(Data items)

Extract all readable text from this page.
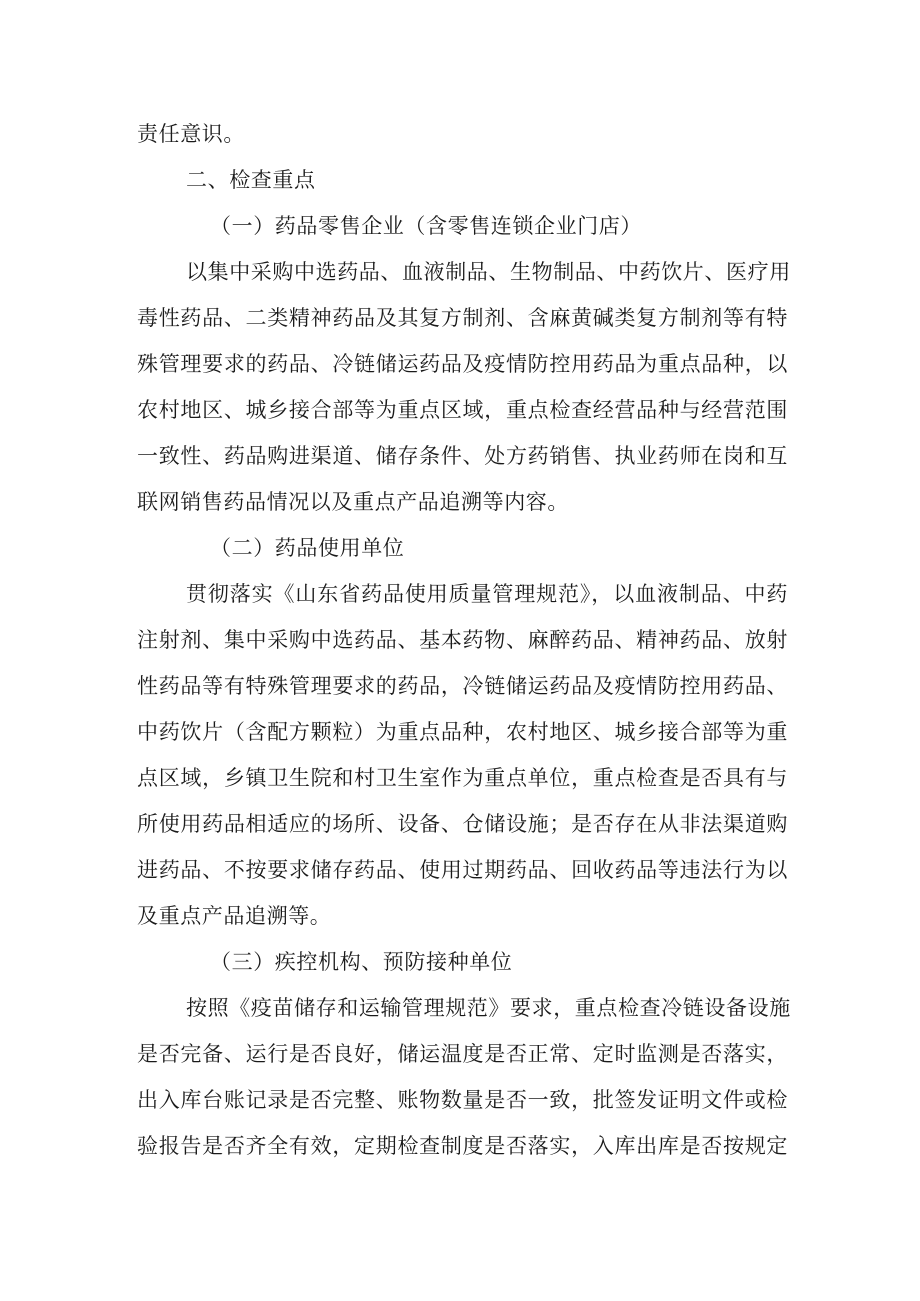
责任意识。
二、检查重点
（一）药品零售企业（含零售连锁企业门店）
以集中采购中选药品、血液制品、生物制品、中药饮片、医疗用
毒性药品、二类精神药品及其复方制剂、含麻黄碱类复方制剂等有特
殊管理要求的药品、冷链储运药品及疫情防控用药品为重点品种，以
农村地区、城乡接合部等为重点区域，重点检查经营品种与经营范围
一致性、药品购进渠道、储存条件、处方药销售、执业药师在岗和互
联网销售药品情况以及重点产品追溯等内容。
（二）药品使用单位
贯彻落实《山东省药品使用质量管理规范》，以血液制品、中药
注射剂、集中采购中选药品、基本药物、麻醉药品、精神药品、放射
性药品等有特殊管理要求的药品，冷链储运药品及疫情防控用药品、
中药饮片（含配方颗粒）为重点品种，农村地区、城乡接合部等为重
点区域，乡镇卫生院和村卫生室作为重点单位，重点检查是否具有与
所使用药品相适应的场所、设备、仓储设施；是否存在从非法渠道购
进药品、不按要求储存药品、使用过期药品、回收药品等违法行为以
及重点产品追溯等。
（三）疾控机构、预防接种单位
按照《疫苗储存和运输管理规范》要求，重点检查冷链设备设施
是否完备、运行是否良好，储运温度是否正常、定时监测是否落实，
出入库台账记录是否完整、账物数量是否一致，批签发证明文件或检
验报告是否齐全有效，定期检查制度是否落实，入库出库是否按规定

● EXERCISE TASK
Compute the number of lines above that contain the string "农村地区". Reply with that value only.

● THE SOLUTION
2